Pick out each line containing the string "Alfred".

......

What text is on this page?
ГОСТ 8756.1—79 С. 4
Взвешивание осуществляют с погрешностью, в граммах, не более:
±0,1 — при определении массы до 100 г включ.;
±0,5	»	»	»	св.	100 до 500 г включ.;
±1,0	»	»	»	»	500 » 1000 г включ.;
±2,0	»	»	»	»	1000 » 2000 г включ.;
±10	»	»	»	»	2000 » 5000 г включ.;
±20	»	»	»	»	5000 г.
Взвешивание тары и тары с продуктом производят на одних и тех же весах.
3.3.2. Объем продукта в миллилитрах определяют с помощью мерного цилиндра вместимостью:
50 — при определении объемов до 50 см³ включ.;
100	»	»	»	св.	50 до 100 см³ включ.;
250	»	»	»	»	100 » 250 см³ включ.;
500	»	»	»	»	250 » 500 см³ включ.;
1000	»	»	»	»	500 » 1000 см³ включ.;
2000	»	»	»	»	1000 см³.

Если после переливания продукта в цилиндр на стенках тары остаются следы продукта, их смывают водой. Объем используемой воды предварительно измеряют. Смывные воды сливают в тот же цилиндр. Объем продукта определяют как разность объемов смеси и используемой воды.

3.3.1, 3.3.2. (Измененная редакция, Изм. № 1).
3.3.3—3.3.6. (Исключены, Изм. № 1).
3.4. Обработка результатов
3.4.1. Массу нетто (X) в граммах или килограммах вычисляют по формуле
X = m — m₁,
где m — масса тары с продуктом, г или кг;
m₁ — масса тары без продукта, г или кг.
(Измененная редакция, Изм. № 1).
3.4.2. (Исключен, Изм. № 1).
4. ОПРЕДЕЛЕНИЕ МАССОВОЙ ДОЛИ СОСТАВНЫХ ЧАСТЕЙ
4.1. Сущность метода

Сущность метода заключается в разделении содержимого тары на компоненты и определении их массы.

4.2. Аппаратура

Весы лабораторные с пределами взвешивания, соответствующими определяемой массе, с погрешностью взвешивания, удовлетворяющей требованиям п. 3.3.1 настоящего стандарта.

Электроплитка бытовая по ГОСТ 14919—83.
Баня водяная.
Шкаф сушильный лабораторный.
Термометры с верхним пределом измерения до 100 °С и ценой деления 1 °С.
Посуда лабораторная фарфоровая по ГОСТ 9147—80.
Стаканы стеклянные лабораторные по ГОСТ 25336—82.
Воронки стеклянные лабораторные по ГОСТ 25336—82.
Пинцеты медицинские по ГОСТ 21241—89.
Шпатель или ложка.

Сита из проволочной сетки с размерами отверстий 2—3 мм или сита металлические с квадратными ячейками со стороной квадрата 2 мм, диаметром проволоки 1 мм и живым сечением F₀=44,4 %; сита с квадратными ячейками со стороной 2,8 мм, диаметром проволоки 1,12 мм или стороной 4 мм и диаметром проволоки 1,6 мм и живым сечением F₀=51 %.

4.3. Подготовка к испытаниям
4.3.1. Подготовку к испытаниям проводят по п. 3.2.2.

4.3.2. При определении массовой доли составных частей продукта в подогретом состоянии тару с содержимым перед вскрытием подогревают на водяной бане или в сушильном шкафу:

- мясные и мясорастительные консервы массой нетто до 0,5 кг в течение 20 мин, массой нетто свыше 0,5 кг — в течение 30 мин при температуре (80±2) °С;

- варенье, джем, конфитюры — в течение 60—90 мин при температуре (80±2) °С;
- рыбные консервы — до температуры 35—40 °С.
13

......

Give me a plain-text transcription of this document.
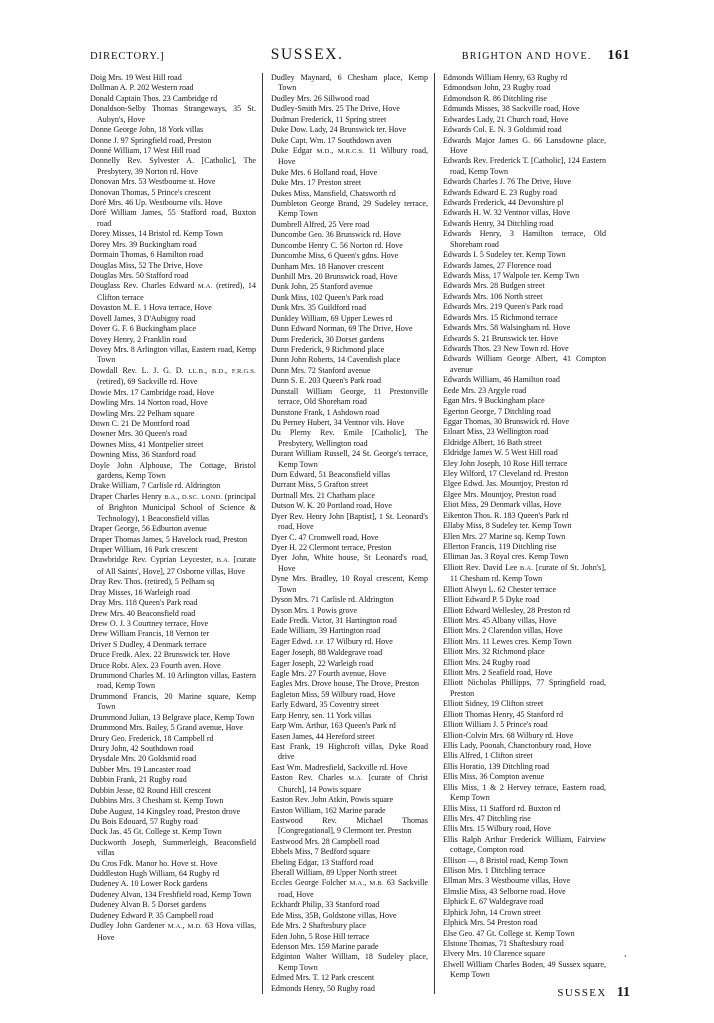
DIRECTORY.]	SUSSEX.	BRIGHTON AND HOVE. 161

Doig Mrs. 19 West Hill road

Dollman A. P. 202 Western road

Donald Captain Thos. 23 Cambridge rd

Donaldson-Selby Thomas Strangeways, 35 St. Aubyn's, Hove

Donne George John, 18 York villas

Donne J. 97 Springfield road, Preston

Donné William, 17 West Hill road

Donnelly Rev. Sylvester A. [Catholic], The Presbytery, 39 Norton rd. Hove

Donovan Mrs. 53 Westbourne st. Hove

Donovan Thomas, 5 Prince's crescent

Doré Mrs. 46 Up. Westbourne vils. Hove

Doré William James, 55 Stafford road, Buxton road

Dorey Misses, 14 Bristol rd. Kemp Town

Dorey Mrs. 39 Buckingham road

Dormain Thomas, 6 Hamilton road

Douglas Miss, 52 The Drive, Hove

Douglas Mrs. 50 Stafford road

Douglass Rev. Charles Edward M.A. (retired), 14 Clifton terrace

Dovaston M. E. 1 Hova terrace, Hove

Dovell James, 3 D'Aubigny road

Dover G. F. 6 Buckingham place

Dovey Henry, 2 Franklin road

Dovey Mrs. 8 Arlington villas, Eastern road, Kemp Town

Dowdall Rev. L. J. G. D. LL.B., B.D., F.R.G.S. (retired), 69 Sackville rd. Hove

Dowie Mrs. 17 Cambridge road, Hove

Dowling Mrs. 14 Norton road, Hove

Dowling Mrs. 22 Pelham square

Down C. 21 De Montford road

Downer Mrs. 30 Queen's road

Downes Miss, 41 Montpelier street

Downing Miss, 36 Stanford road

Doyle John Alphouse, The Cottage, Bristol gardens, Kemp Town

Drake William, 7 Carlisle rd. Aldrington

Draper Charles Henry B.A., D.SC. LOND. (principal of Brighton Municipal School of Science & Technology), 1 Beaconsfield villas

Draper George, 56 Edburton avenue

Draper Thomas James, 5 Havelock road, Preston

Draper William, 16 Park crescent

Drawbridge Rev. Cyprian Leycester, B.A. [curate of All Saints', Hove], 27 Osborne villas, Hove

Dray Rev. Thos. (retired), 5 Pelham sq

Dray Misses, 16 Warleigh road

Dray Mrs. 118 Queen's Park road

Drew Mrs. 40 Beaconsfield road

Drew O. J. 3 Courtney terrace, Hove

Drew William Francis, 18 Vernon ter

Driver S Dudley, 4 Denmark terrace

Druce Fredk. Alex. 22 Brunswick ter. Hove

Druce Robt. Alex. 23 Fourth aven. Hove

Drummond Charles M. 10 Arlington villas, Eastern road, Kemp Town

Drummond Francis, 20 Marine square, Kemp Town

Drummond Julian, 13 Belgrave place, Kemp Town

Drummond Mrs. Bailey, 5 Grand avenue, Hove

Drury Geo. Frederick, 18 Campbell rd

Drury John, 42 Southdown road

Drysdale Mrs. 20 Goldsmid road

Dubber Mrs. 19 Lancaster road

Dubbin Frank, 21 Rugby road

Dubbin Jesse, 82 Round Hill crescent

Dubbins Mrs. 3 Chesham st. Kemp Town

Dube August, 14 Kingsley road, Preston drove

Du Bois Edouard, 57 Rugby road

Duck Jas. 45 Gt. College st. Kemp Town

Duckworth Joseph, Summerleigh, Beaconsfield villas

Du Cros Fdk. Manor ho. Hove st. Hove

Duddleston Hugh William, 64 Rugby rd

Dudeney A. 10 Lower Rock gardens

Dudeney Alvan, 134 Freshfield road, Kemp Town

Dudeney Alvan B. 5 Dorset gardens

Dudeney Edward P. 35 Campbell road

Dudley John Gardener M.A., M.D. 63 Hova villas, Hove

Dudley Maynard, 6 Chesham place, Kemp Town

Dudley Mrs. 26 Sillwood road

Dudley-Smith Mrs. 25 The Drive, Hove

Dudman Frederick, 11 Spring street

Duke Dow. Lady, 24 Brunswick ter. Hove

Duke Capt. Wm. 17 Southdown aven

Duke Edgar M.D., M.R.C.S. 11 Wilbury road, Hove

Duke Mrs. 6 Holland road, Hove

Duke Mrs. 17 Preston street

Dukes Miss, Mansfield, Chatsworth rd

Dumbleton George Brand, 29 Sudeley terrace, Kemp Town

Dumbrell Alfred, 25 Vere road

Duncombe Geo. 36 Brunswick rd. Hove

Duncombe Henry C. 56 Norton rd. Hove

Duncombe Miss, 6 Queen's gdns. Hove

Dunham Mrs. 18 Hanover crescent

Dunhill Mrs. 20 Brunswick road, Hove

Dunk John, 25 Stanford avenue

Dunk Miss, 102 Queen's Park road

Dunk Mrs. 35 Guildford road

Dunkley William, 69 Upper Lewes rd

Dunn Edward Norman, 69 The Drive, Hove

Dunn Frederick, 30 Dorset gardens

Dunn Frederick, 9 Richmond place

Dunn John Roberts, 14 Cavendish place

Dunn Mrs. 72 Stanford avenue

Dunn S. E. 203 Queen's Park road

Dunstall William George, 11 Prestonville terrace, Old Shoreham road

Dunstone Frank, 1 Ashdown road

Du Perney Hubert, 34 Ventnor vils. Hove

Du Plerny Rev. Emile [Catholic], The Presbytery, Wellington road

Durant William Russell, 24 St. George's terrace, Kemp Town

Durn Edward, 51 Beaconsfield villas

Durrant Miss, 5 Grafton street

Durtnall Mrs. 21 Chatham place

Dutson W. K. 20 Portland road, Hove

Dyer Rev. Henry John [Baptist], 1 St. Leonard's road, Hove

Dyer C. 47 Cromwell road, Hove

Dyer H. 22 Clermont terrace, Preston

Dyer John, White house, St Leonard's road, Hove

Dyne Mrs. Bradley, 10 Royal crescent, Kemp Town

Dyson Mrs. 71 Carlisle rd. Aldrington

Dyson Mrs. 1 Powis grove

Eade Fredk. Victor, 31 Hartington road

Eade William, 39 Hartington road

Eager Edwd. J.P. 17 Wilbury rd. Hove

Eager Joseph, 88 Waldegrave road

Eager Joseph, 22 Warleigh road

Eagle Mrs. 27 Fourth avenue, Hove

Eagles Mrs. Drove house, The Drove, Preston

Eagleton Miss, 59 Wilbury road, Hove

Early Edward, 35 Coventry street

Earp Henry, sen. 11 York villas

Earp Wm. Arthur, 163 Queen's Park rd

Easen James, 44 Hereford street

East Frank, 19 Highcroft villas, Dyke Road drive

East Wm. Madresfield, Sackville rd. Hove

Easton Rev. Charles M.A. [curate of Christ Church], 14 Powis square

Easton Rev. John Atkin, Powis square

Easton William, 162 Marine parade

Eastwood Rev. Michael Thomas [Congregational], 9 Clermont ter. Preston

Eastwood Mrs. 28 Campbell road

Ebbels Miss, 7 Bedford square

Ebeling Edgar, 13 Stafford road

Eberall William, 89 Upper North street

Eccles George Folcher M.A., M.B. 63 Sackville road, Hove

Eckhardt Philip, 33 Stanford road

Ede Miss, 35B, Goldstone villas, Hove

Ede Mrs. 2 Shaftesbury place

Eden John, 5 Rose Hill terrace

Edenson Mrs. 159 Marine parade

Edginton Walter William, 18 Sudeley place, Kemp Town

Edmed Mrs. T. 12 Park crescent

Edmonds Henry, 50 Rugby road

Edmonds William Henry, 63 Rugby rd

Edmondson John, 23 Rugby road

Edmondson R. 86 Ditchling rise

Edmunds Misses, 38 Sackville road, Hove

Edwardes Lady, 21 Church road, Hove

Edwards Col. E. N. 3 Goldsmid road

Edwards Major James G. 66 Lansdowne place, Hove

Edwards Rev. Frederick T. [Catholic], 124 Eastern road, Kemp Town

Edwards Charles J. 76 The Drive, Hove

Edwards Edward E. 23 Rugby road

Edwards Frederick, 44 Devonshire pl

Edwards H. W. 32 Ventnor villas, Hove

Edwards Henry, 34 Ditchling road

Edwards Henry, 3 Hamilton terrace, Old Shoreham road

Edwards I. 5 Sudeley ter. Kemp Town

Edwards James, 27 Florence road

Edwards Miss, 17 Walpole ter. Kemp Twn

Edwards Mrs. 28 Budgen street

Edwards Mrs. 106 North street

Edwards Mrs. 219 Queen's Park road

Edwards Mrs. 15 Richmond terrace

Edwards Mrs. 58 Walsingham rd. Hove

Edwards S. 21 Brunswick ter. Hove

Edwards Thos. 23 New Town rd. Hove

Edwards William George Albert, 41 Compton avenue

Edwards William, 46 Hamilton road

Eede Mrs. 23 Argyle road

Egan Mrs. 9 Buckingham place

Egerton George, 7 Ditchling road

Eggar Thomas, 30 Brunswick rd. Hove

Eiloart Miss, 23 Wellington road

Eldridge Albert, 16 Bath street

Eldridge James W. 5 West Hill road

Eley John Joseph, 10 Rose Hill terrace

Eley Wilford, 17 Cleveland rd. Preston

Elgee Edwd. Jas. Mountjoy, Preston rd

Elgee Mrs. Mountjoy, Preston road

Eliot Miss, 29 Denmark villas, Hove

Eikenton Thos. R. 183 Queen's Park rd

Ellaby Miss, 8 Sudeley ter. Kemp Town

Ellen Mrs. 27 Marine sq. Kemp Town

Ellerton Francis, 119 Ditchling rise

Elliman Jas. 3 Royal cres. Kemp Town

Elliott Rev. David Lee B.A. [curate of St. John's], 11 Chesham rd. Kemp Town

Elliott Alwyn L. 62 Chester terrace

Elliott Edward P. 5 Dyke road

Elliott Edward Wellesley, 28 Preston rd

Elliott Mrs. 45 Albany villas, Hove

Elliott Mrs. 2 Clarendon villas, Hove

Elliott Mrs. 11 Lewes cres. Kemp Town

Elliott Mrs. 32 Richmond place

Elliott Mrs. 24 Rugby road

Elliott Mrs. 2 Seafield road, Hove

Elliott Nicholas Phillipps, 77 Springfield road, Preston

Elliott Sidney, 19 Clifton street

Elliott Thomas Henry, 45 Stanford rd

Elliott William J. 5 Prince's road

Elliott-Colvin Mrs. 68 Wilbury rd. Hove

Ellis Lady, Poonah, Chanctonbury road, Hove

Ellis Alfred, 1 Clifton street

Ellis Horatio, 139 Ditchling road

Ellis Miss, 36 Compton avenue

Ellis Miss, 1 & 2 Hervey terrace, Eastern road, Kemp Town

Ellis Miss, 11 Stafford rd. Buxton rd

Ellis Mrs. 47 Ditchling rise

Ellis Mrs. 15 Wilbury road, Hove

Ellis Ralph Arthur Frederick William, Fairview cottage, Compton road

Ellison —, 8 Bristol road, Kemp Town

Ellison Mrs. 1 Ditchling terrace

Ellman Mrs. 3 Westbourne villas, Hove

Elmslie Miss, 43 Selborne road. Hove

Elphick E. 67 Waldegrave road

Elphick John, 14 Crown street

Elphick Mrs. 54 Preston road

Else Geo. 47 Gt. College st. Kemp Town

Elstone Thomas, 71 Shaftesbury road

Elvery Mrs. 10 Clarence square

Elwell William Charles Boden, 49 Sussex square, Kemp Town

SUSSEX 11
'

......

WRITTEN ANSWER:
Dumbrell Alfred, 25 Vere road
Ellis Alfred, 1 Clifton street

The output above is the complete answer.